▶ [Aim] Filter out everything except lines holding "Vorderende".

=== Input ===

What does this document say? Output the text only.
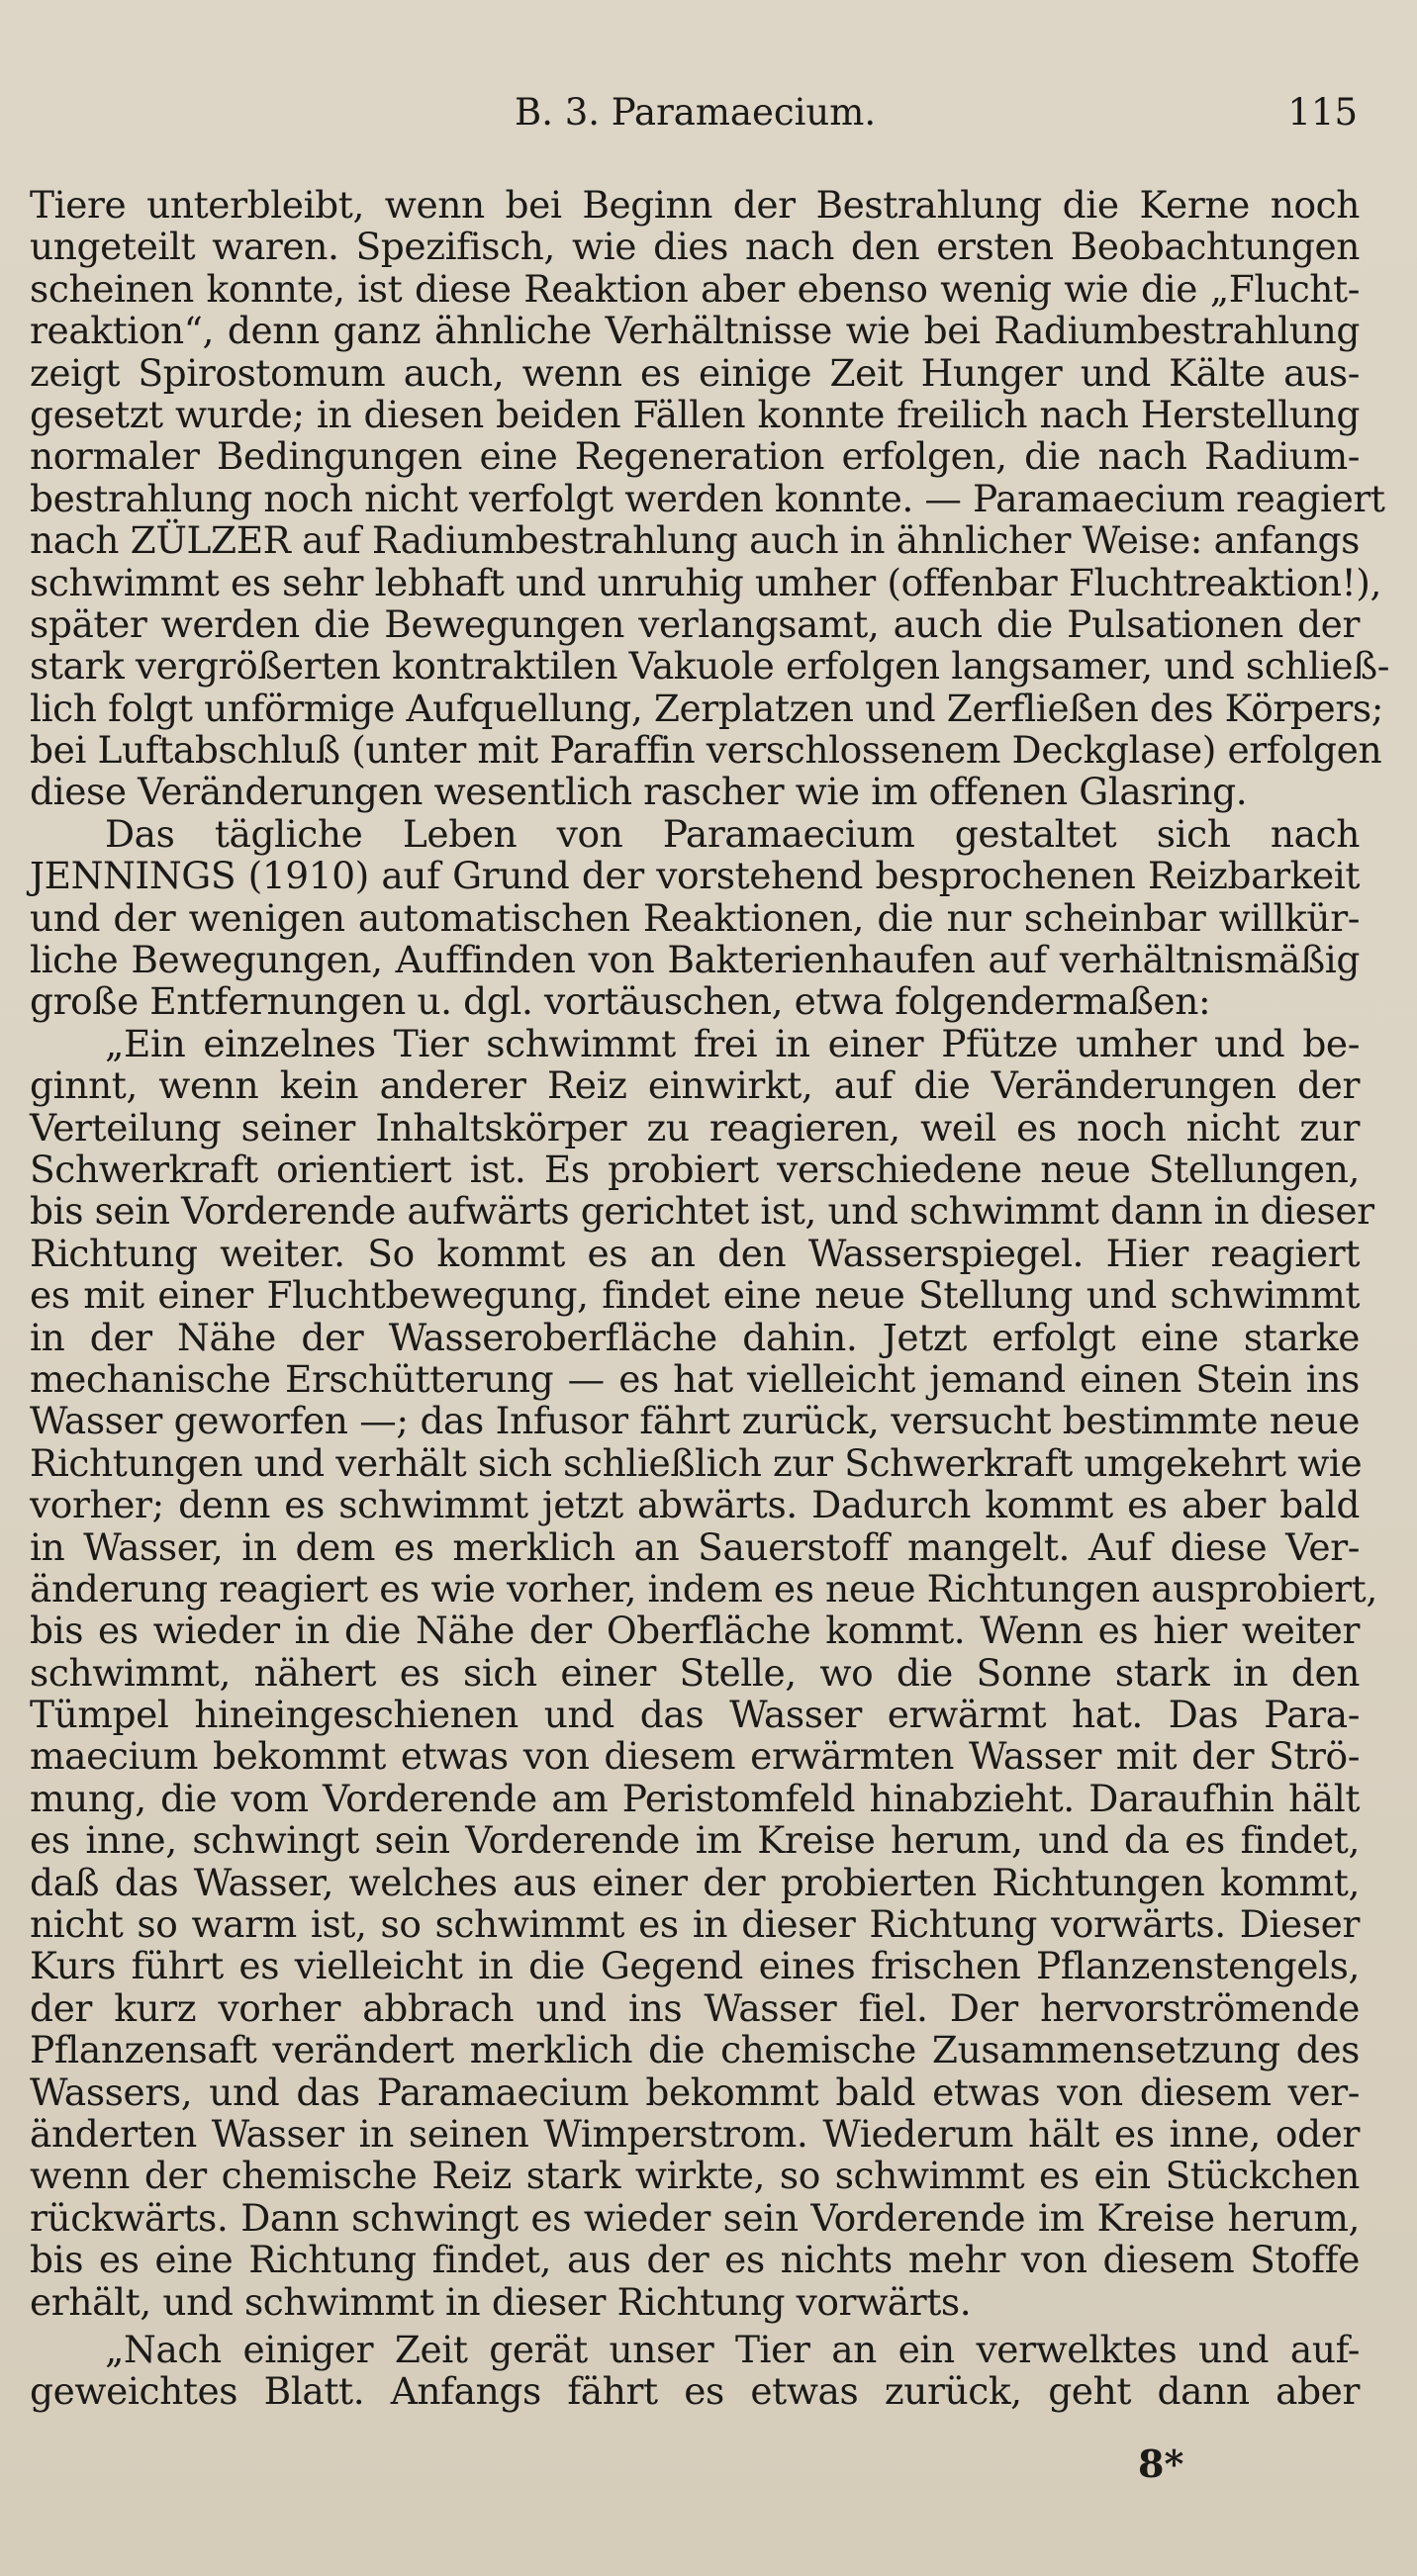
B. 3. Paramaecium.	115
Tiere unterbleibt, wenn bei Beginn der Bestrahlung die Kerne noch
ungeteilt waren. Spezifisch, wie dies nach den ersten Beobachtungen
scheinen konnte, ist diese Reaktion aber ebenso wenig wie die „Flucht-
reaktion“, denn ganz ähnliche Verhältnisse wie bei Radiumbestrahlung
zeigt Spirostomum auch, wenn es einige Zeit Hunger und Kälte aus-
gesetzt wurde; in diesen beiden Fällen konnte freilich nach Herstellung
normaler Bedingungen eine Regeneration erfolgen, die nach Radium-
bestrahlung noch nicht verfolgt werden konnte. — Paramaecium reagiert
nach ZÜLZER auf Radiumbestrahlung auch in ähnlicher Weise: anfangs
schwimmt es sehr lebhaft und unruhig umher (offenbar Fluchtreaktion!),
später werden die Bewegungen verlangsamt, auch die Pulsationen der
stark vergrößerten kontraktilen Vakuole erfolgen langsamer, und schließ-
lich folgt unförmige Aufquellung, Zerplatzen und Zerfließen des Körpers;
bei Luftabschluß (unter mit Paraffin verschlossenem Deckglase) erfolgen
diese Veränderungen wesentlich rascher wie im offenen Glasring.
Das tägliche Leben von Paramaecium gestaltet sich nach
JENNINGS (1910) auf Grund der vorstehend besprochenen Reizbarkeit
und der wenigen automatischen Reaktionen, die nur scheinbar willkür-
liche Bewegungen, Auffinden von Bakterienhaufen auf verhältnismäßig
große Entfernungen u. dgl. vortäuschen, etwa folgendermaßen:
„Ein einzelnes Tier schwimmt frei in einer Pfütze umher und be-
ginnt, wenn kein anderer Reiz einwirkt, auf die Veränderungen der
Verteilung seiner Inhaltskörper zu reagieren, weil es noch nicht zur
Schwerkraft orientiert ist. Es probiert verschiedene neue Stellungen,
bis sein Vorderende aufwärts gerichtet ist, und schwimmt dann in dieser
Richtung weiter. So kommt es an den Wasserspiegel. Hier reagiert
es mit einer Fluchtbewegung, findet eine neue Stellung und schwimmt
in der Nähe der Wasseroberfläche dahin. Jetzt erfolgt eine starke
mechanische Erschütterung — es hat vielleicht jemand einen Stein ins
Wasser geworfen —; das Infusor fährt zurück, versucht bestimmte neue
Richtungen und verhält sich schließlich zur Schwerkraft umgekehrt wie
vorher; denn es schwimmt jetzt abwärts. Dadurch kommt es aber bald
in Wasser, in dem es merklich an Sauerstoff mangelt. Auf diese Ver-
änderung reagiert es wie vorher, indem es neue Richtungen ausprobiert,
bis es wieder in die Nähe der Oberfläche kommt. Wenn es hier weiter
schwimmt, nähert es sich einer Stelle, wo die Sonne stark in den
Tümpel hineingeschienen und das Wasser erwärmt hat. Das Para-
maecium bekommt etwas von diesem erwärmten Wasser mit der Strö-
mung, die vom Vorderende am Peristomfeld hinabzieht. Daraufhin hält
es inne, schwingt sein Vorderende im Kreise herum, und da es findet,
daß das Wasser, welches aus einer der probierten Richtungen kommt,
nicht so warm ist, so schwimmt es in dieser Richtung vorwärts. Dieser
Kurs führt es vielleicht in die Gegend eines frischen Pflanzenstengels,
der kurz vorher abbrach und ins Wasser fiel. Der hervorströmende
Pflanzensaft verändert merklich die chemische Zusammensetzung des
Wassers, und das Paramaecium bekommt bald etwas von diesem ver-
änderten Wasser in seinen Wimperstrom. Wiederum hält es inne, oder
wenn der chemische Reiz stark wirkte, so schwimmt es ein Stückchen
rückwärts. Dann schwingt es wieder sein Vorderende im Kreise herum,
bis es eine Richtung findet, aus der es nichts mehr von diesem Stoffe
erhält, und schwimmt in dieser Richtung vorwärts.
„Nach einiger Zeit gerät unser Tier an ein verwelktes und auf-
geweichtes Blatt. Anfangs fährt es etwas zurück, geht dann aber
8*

===

▶ [Full output]
bis sein Vorderende aufwärts gerichtet ist, und schwimmt dann in dieser
mung, die vom Vorderende am Peristomfeld hinabzieht. Daraufhin hält
es inne, schwingt sein Vorderende im Kreise herum, und da es findet,
rückwärts. Dann schwingt es wieder sein Vorderende im Kreise herum,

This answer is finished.